SHORT EXERCISE
Locate the string "Línea" in the records below. Copy every line where it occurs.

MATERIAL FOR THIS EXERCISE
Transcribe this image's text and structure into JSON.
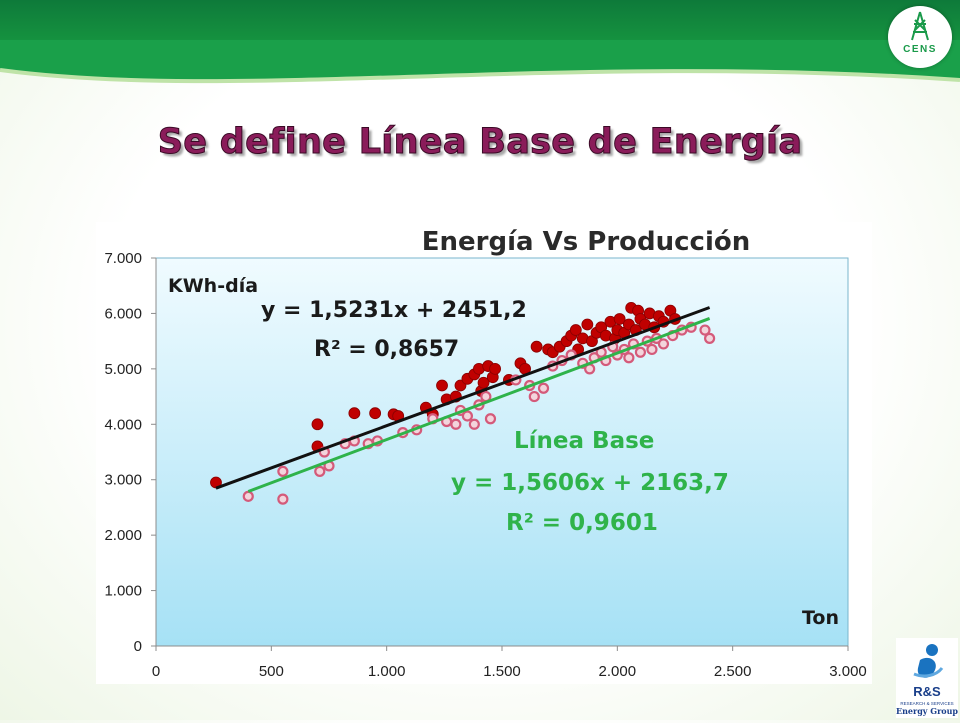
{
  "slide": {
    "title": "Se define Línea Base de Energía"
  },
  "logos": {
    "top_right": {
      "name": "CENS",
      "text": "CENS",
      "color": "#1a9a4a"
    },
    "bottom_right": {
      "name": "R&S Energy Group",
      "text": "R&S",
      "sub1": "RESEARCH & SERVICES",
      "sub2": "Energy Group"
    }
  },
  "colors": {
    "title": "#8a1c5a",
    "band": "#15913f",
    "plot_bg_top": "#f0fbff",
    "plot_bg_bottom": "#a6e1f5",
    "series_actual": "#c00000",
    "series_base": "#d45a7a",
    "trend_actual": "#111111",
    "trend_base": "#2fb34a",
    "annotation_base": "#2fb34a"
  },
  "chart_data": {
    "type": "scatter",
    "title": "Energía Vs Producción",
    "ylabel": "KWh-día",
    "xlabel": "Ton",
    "xlim": [
      0,
      3000
    ],
    "ylim": [
      0,
      7000
    ],
    "x_ticks": [
      "0",
      "500",
      "1.000",
      "1.500",
      "2.000",
      "2.500",
      "3.000"
    ],
    "y_ticks": [
      "0",
      "1.000",
      "2.000",
      "3.000",
      "4.000",
      "5.000",
      "6.000",
      "7.000"
    ],
    "grid": false,
    "annotations": {
      "actual_eq": "y = 1,5231x + 2451,2",
      "actual_r2": "R² = 0,8657",
      "base_label": "Línea Base",
      "base_eq": "y = 1,5606x + 2163,7",
      "base_r2": "R² = 0,9601"
    },
    "trendlines": [
      {
        "series": "actual",
        "slope": 1.5231,
        "intercept": 2451.2,
        "x_range": [
          260,
          2400
        ]
      },
      {
        "series": "base",
        "slope": 1.5606,
        "intercept": 2163.7,
        "x_range": [
          400,
          2400
        ]
      }
    ],
    "series": [
      {
        "id": "actual",
        "points": [
          [
            260,
            2950
          ],
          [
            700,
            4000
          ],
          [
            700,
            3600
          ],
          [
            860,
            4200
          ],
          [
            950,
            4200
          ],
          [
            1030,
            4180
          ],
          [
            1050,
            4150
          ],
          [
            1170,
            4300
          ],
          [
            1200,
            4180
          ],
          [
            1240,
            4700
          ],
          [
            1260,
            4450
          ],
          [
            1300,
            4500
          ],
          [
            1320,
            4700
          ],
          [
            1350,
            4820
          ],
          [
            1380,
            4900
          ],
          [
            1400,
            5000
          ],
          [
            1410,
            4600
          ],
          [
            1420,
            4750
          ],
          [
            1440,
            5050
          ],
          [
            1460,
            4850
          ],
          [
            1470,
            5000
          ],
          [
            1530,
            4800
          ],
          [
            1580,
            5100
          ],
          [
            1600,
            5000
          ],
          [
            1650,
            5400
          ],
          [
            1700,
            5350
          ],
          [
            1720,
            5300
          ],
          [
            1750,
            5400
          ],
          [
            1780,
            5500
          ],
          [
            1800,
            5600
          ],
          [
            1820,
            5700
          ],
          [
            1830,
            5350
          ],
          [
            1850,
            5550
          ],
          [
            1870,
            5800
          ],
          [
            1890,
            5500
          ],
          [
            1910,
            5650
          ],
          [
            1930,
            5750
          ],
          [
            1950,
            5600
          ],
          [
            1970,
            5850
          ],
          [
            1990,
            5550
          ],
          [
            2000,
            5700
          ],
          [
            2010,
            5900
          ],
          [
            2030,
            5650
          ],
          [
            2050,
            5800
          ],
          [
            2060,
            6100
          ],
          [
            2080,
            5700
          ],
          [
            2090,
            6050
          ],
          [
            2100,
            5900
          ],
          [
            2120,
            5800
          ],
          [
            2140,
            6000
          ],
          [
            2160,
            5750
          ],
          [
            2180,
            5950
          ],
          [
            2200,
            5850
          ],
          [
            2230,
            6050
          ],
          [
            2250,
            5900
          ]
        ]
      },
      {
        "id": "base",
        "points": [
          [
            400,
            2700
          ],
          [
            550,
            3150
          ],
          [
            550,
            2650
          ],
          [
            710,
            3150
          ],
          [
            730,
            3500
          ],
          [
            750,
            3250
          ],
          [
            820,
            3650
          ],
          [
            860,
            3700
          ],
          [
            920,
            3650
          ],
          [
            960,
            3700
          ],
          [
            1070,
            3850
          ],
          [
            1130,
            3900
          ],
          [
            1200,
            4100
          ],
          [
            1260,
            4050
          ],
          [
            1300,
            4000
          ],
          [
            1320,
            4250
          ],
          [
            1350,
            4150
          ],
          [
            1380,
            4000
          ],
          [
            1400,
            4350
          ],
          [
            1430,
            4500
          ],
          [
            1450,
            4100
          ],
          [
            1560,
            4800
          ],
          [
            1620,
            4700
          ],
          [
            1640,
            4500
          ],
          [
            1680,
            4650
          ],
          [
            1720,
            5050
          ],
          [
            1760,
            5150
          ],
          [
            1800,
            5250
          ],
          [
            1850,
            5100
          ],
          [
            1880,
            5000
          ],
          [
            1900,
            5200
          ],
          [
            1930,
            5300
          ],
          [
            1950,
            5150
          ],
          [
            1980,
            5400
          ],
          [
            2000,
            5250
          ],
          [
            2030,
            5350
          ],
          [
            2050,
            5200
          ],
          [
            2070,
            5450
          ],
          [
            2100,
            5300
          ],
          [
            2130,
            5500
          ],
          [
            2150,
            5350
          ],
          [
            2170,
            5550
          ],
          [
            2200,
            5450
          ],
          [
            2240,
            5600
          ],
          [
            2280,
            5700
          ],
          [
            2320,
            5750
          ],
          [
            2380,
            5700
          ],
          [
            2400,
            5550
          ]
        ]
      }
    ]
  }
}
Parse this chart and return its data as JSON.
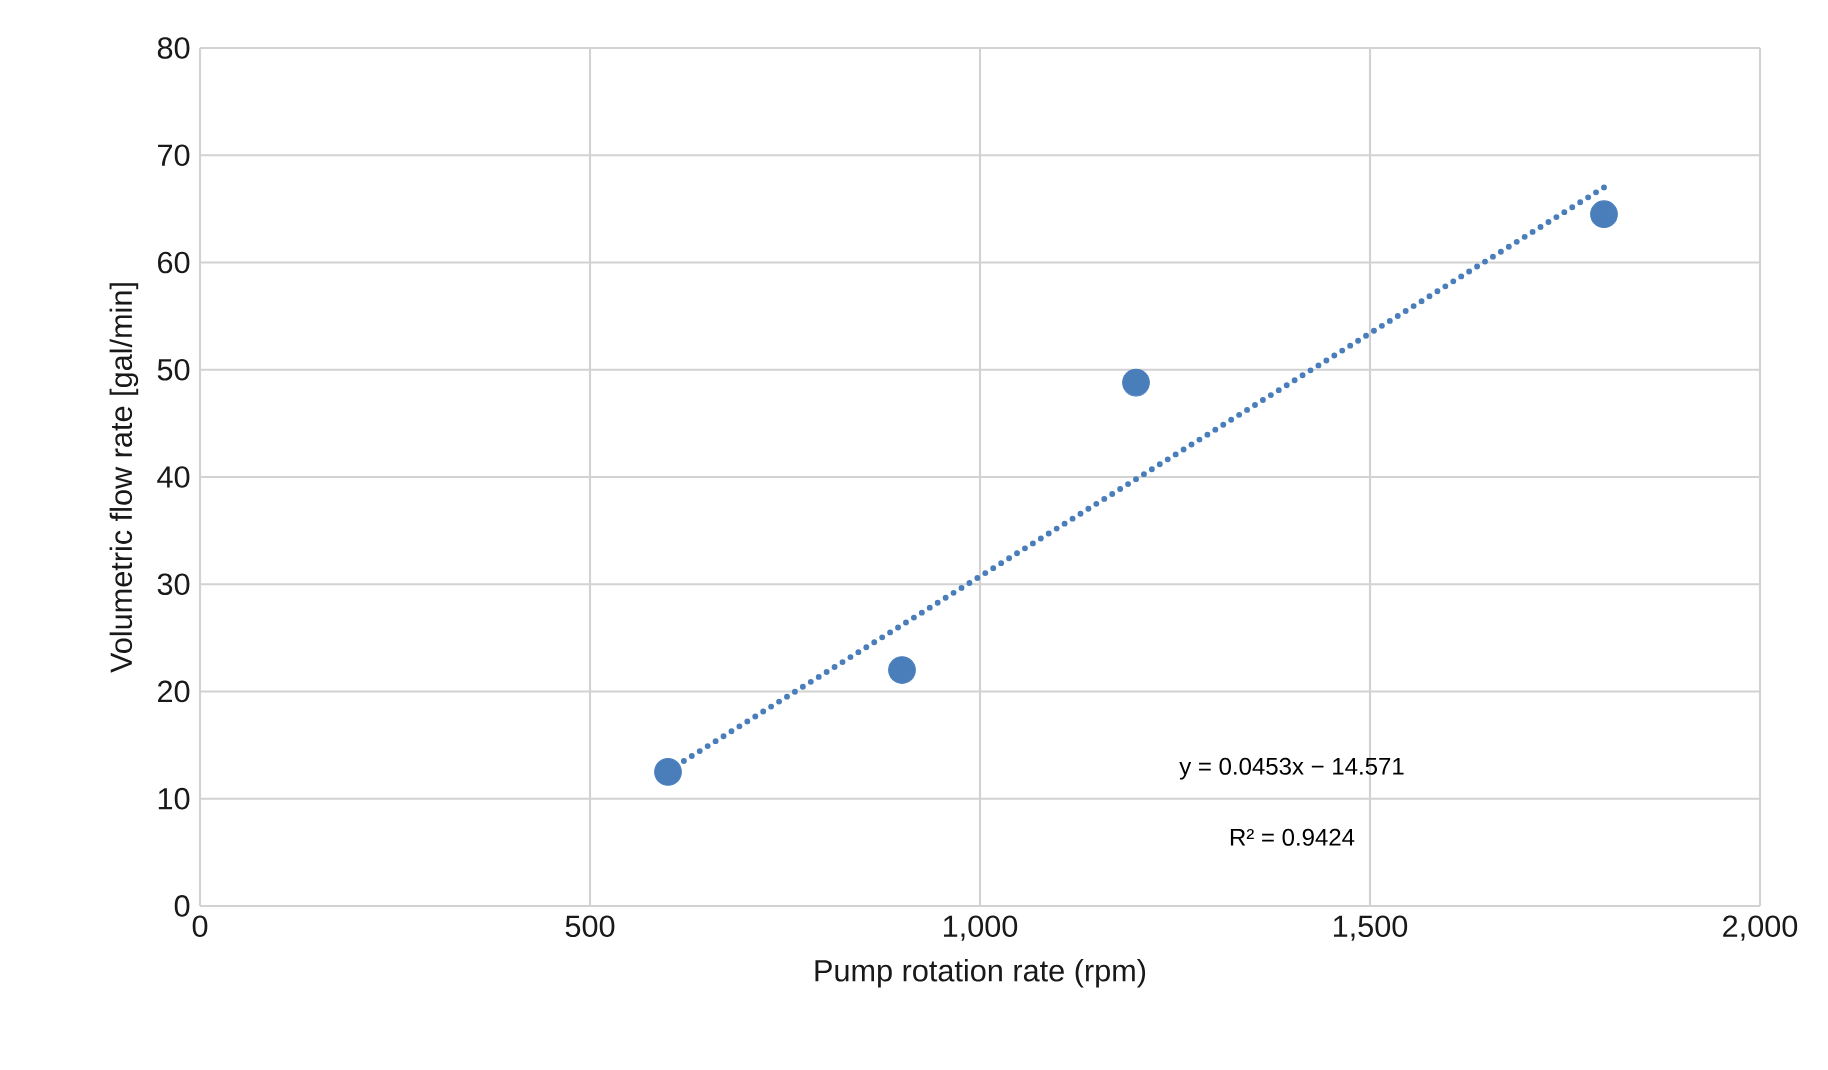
{
  "chart_data": {
    "type": "scatter",
    "xlabel": "Pump rotation rate (rpm)",
    "ylabel": "Volumetric flow rate [gal/min]",
    "series": [
      {
        "color": "#4a7ebb",
        "x": [
          600,
          900,
          1200,
          1800
        ],
        "values": [
          12.5,
          22,
          48.8,
          64.5
        ],
        "marker": "circle"
      },
      {
        "type": "line",
        "color": "#4a7ebb",
        "x": [
          600,
          1800
        ],
        "values": [
          12.6,
          67.0
        ],
        "line_style": "dotted",
        "marker": "none"
      }
    ],
    "xlim": [
      0,
      2000
    ],
    "xticks": [
      0,
      {
        "value": 500,
        "label": "500"
      },
      {
        "value": 1000,
        "label": "1,000"
      },
      {
        "value": 1500,
        "label": "1,500"
      },
      {
        "value": 2000,
        "label": "2,000"
      }
    ],
    "ylim": [
      0,
      80
    ],
    "yticks": [
      0,
      10,
      20,
      30,
      40,
      50,
      60,
      70,
      80
    ],
    "grid": true,
    "annotations": [
      "y = 0.0453x − 14.571",
      "R² = 0.9424"
    ]
  }
}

EXPECTED ANSWER
    "title": "Se define Línea Base de Energía"
      "base_label": "Línea Base",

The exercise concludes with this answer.